Stated problem ▸
State how many lines in the listing below include the word "that". Give nothing but the number.

Dataset records:
┄┄┄┄┄┄┄┄┄┄

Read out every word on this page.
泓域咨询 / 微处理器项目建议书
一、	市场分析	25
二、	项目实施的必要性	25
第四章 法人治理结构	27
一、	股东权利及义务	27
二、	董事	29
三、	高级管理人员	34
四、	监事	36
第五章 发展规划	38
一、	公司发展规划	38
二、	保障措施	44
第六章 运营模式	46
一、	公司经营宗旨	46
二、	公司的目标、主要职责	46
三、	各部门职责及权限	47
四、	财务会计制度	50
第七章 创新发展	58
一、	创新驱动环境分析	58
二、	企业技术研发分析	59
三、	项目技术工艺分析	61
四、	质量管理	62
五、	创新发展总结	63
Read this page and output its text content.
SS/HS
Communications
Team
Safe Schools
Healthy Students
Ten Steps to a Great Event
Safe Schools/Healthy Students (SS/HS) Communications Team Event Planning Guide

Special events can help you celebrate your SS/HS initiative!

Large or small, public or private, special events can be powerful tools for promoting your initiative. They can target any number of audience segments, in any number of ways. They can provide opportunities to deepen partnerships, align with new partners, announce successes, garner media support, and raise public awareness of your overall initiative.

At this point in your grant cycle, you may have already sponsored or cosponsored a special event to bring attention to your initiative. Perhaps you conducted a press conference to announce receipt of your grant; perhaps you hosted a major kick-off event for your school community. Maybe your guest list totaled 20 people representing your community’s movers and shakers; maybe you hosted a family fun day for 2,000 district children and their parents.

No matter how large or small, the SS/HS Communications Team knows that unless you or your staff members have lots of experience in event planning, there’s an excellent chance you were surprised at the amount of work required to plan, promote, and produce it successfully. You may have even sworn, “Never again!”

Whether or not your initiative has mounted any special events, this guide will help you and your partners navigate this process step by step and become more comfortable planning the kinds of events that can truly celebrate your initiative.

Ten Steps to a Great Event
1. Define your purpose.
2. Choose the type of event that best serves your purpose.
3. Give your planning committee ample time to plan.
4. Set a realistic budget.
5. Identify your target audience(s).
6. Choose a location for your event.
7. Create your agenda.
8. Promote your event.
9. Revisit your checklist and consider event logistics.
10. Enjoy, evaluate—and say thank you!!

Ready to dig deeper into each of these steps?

┄┄┄┄┄┄┄┄┄┄

Output ▸
3